▸ **What is expected**
Images do not belong in the copy; retype the rest of the entries below exactly.

(Entries taken from a collection)
╔══

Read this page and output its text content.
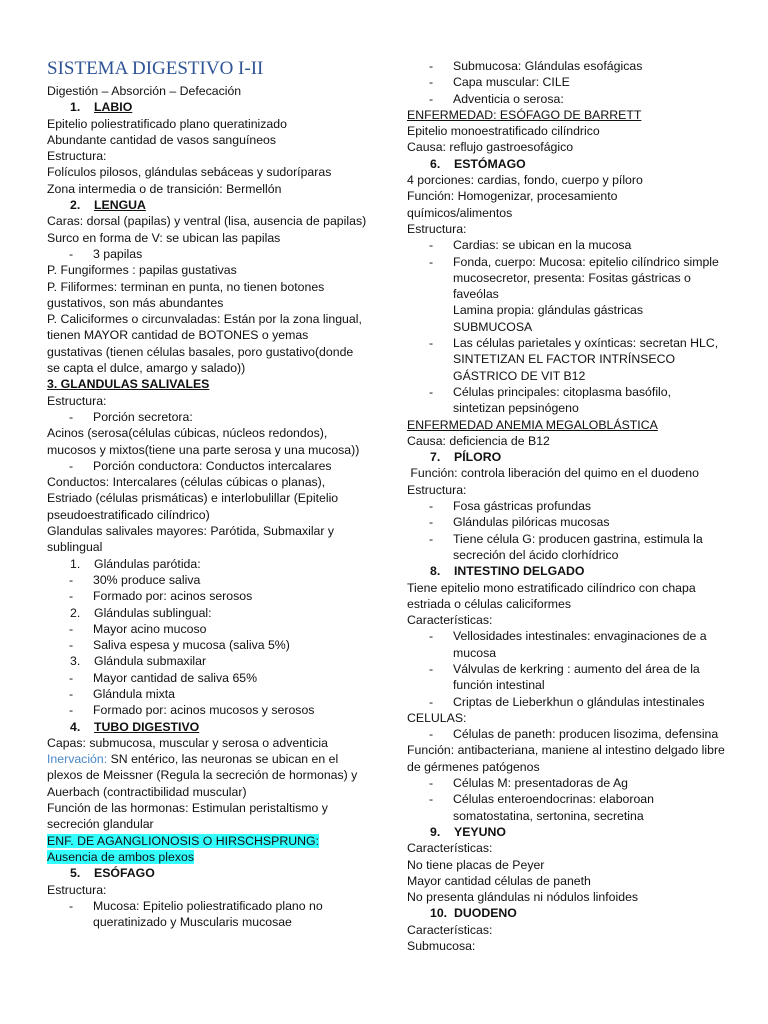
SISTEMA DIGESTIVO I-II
Digestión – Absorción – Defecación
1.	LABIO
Epitelio poliestratificado plano queratinizado
Abundante cantidad de vasos sanguíneos
Estructura:
Folículos pilosos, glándulas sebáceas y sudoríparas
Zona intermedia o de transición: Bermellón
2.	LENGUA
Caras: dorsal (papilas) y ventral (lisa, ausencia de papilas)
Surco en forma de V: se ubican las papilas
-	3 papilas
P. Fungiformes : papilas gustativas
P. Filiformes: terminan en punta, no tienen botones gustativos, son más abundantes
P. Caliciformes o circunvaladas: Están por la zona lingual, tienen MAYOR cantidad de BOTONES o yemas gustativas (tienen células basales, poro gustativo(donde se capta el dulce, amargo y salado))
3. GLANDULAS SALIVALES
Estructura:
-	Porción secretora:
Acinos (serosa(células cúbicas, núcleos redondos), mucosos y mixtos(tiene una parte serosa y una mucosa))
-	Porción conductora: Conductos intercalares
Conductos: Intercalares (células cúbicas o planas), Estriado (células prismáticas) e interlobulillar (Epitelio pseudoestratificado cilíndrico)
Glandulas salivales mayores: Parótida, Submaxilar y sublingual
1.	Glándulas parótida:
-	30% produce saliva
-	Formado por: acinos serosos
2.	Glándulas sublingual:
-	Mayor acino mucoso
-	Saliva espesa y mucosa (saliva 5%)
3.	Glándula submaxilar
-	Mayor cantidad de saliva 65%
-	Glándula mixta
-	Formado por: acinos mucosos y serosos
4.	TUBO DIGESTIVO
Capas: submucosa, muscular y serosa o adventicia
Inervación: SN entérico, las neuronas se ubican en el plexos de Meissner (Regula la secreción de hormonas) y Auerbach (contractibilidad muscular)
Función de las hormonas: Estimulan peristaltismo y secreción glandular
ENF. DE AGANGLIONOSIS O HIRSCHSPRUNG: Ausencia de ambos plexos
5.	ESÓFAGO
Estructura:
-	Mucosa: Epitelio poliestratificado plano no queratinizado y Muscularis mucosae
-	Submucosa: Glándulas esofágicas
-	Capa muscular: CILE
-	Adventicia o serosa:
ENFERMEDAD: ESÓFAGO DE BARRETT
Epitelio monoestratificado cilíndrico
Causa: reflujo gastroesofágico
6.	ESTÓMAGO
4 porciones: cardias, fondo, cuerpo y píloro
Función: Homogenizar, procesamiento químicos/alimentos
Estructura:
-	Cardias: se ubican en la mucosa
-	Fonda, cuerpo: Mucosa: epitelio cilíndrico simple mucosecretor, presenta: Fositas gástricas o faveólas
Lamina propia: glándulas gástricas
SUBMUCOSA
-	Las células parietales y oxínticas: secretan HLC, SINTETIZAN EL FACTOR INTRÍNSECO GÁSTRICO DE VIT B12
-	Células principales: citoplasma basófilo, sintetizan pepsinógeno
ENFERMEDAD ANEMIA MEGALOBLÁSTICA
Causa: deficiencia de B12
7.	PÍLORO
Función: controla liberación del quimo en el duodeno
Estructura:
-	Fosa gástricas profundas
-	Glándulas pilóricas mucosas
-	Tiene célula G: producen gastrina, estimula la secreción del ácido clorhídrico
8.	INTESTINO DELGADO
Tiene epitelio mono estratificado cilíndrico con chapa estriada o células caliciformes
Características:
-	Vellosidades intestinales: envaginaciones de a mucosa
-	Válvulas de kerkring : aumento del área de la función intestinal
-	Criptas de Lieberkhun o glándulas intestinales
CELULAS:
-	Células de paneth: producen lisozima, defensina
Función: antibacteriana, maniene al intestino delgado libre de gérmenes patógenos
-	Células M: presentadoras de Ag
-	Células enteroendocrinas: elaboroan somatostatina, sertonina, secretina
9.	YEYUNO
Características:
No tiene placas de Peyer
Mayor cantidad células de paneth
No presenta glándulas ni nódulos linfoides
10. DUODENO
Características:
Submucosa:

╚══

▸ **Solution**
Read this page and output its text content.
SISTEMA DIGESTIVO I-II
Digestión – Absorción – Defecación
1.	LABIO
Epitelio poliestratificado plano queratinizado
Abundante cantidad de vasos sanguíneos
Estructura:
Folículos pilosos, glándulas sebáceas y sudoríparas
Zona intermedia o de transición: Bermellón
2.	LENGUA
Caras: dorsal (papilas) y ventral (lisa, ausencia de papilas)
Surco en forma de V: se ubican las papilas
-	3 papilas
P. Fungiformes : papilas gustativas
P. Filiformes: terminan en punta, no tienen botones gustativos, son más abundantes
P. Caliciformes o circunvaladas: Están por la zona lingual, tienen MAYOR cantidad de BOTONES o yemas gustativas (tienen células basales, poro gustativo(donde se capta el dulce, amargo y salado))
3. GLANDULAS SALIVALES
Estructura:
-	Porción secretora:
Acinos (serosa(células cúbicas, núcleos redondos), mucosos y mixtos(tiene una parte serosa y una mucosa))
-	Porción conductora: Conductos intercalares
Conductos: Intercalares (células cúbicas o planas), Estriado (células prismáticas) e interlobulillar (Epitelio pseudoestratificado cilíndrico)
Glandulas salivales mayores: Parótida, Submaxilar y sublingual
1.	Glándulas parótida:
-	30% produce saliva
-	Formado por: acinos serosos
2.	Glándulas sublingual:
-	Mayor acino mucoso
-	Saliva espesa y mucosa (saliva 5%)
3.	Glándula submaxilar
-	Mayor cantidad de saliva 65%
-	Glándula mixta
-	Formado por: acinos mucosos y serosos
4.	TUBO DIGESTIVO
Capas: submucosa, muscular y serosa o adventicia
Inervación: SN entérico, las neuronas se ubican en el plexos de Meissner (Regula la secreción de hormonas) y Auerbach (contractibilidad muscular)
Función de las hormonas: Estimulan peristaltismo y secreción glandular
ENF. DE AGANGLIONOSIS O HIRSCHSPRUNG: Ausencia de ambos plexos
5.	ESÓFAGO
Estructura:
-	Mucosa: Epitelio poliestratificado plano no queratinizado y Muscularis mucosae
-	Submucosa: Glándulas esofágicas
-	Capa muscular: CILE
-	Adventicia o serosa:
ENFERMEDAD: ESÓFAGO DE BARRETT
Epitelio monoestratificado cilíndrico
Causa: reflujo gastroesofágico
6.	ESTÓMAGO
4 porciones: cardias, fondo, cuerpo y píloro
Función: Homogenizar, procesamiento químicos/alimentos
Estructura:
-	Cardias: se ubican en la mucosa
-	Fonda, cuerpo: Mucosa: epitelio cilíndrico simple mucosecretor, presenta: Fositas gástricas o faveólas
Lamina propia: glándulas gástricas
SUBMUCOSA
-	Las células parietales y oxínticas: secretan HLC, SINTETIZAN EL FACTOR INTRÍNSECO GÁSTRICO DE VIT B12
-	Células principales: citoplasma basófilo, sintetizan pepsinógeno
ENFERMEDAD ANEMIA MEGALOBLÁSTICA
Causa: deficiencia de B12
7.	PÍLORO
Función: controla liberación del quimo en el duodeno
Estructura:
-	Fosa gástricas profundas
-	Glándulas pilóricas mucosas
-	Tiene célula G: producen gastrina, estimula la secreción del ácido clorhídrico
8.	INTESTINO DELGADO
Tiene epitelio mono estratificado cilíndrico con chapa estriada o células caliciformes
Características:
-	Vellosidades intestinales: envaginaciones de a mucosa
-	Válvulas de kerkring : aumento del área de la función intestinal
-	Criptas de Lieberkhun o glándulas intestinales
CELULAS:
-	Células de paneth: producen lisozima, defensina
Función: antibacteriana, maniene al intestino delgado libre de gérmenes patógenos
-	Células M: presentadoras de Ag
-	Células enteroendocrinas: elaboroan somatostatina, sertonina, secretina
9.	YEYUNO
Características:
No tiene placas de Peyer
Mayor cantidad células de paneth
No presenta glándulas ni nódulos linfoides
10. DUODENO
Características:
Submucosa:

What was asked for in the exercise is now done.